TASK PROMPT: Transcribe every line, keeping it exact.

+++ PROVIDED DATA +++

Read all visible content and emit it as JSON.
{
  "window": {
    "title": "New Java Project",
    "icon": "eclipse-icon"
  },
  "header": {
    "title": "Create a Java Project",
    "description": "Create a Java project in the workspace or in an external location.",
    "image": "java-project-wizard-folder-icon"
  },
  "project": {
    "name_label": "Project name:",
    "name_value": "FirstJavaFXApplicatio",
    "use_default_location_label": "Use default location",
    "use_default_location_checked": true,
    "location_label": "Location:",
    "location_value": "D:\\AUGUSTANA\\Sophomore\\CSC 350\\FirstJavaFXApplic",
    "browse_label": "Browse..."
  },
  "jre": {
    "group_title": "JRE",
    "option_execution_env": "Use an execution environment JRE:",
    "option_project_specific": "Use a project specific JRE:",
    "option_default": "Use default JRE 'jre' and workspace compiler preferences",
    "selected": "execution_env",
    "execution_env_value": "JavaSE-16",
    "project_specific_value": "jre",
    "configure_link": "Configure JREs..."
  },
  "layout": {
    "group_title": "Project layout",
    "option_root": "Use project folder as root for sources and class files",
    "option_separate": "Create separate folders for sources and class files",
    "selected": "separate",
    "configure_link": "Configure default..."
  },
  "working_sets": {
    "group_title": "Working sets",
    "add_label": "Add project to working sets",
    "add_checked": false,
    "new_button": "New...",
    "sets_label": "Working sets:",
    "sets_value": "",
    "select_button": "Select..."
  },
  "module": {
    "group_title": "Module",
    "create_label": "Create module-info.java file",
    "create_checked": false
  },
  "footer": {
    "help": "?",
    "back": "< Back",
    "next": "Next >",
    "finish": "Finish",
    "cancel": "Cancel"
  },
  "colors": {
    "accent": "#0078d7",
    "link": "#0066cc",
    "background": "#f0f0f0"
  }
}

+++

TASK SOLUTION:
Read all visible content and emit it as JSON.
{
  "window": {
    "title": "New Java Project",
    "icon": "eclipse-icon"
  },
  "header": {
    "title": "Create a Java Project",
    "description": "Create a Java project in the workspace or in an external location.",
    "image": "java-project-wizard-folder-icon"
  },
  "project": {
    "name_label": "Project name:",
    "name_value": "FirstJavaFXApplicatio",
    "use_default_location_label": "Use default location",
    "use_default_location_checked": true,
    "location_label": "Location:",
    "location_value": "D:\\AUGUSTANA\\Sophomore\\CSC 350\\FirstJavaFXApplic",
    "browse_label": "Browse..."
  },
  "jre": {
    "group_title": "JRE",
    "option_execution_env": "Use an execution environment JRE:",
    "option_project_specific": "Use a project specific JRE:",
    "option_default": "Use default JRE 'jre' and workspace compiler preferences",
    "selected": "execution_env",
    "execution_env_value": "JavaSE-16",
    "project_specific_value": "jre",
    "configure_link": "Configure JREs..."
  },
  "layout": {
    "group_title": "Project layout",
    "option_root": "Use project folder as root for sources and class files",
    "option_separate": "Create separate folders for sources and class files",
    "selected": "separate",
    "configure_link": "Configure default..."
  },
  "working_sets": {
    "group_title": "Working sets",
    "add_label": "Add project to working sets",
    "add_checked": false,
    "new_button": "New...",
    "sets_label": "Working sets:",
    "sets_value": "",
    "select_button": "Select..."
  },
  "module": {
    "group_title": "Module",
    "create_label": "Create module-info.java file",
    "create_checked": false
  },
  "footer": {
    "help": "?",
    "back": "< Back",
    "next": "Next >",
    "finish": "Finish",
    "cancel": "Cancel"
  },
  "colors": {
    "accent": "#0078d7",
    "link": "#0066cc",
    "background": "#f0f0f0"
  }
}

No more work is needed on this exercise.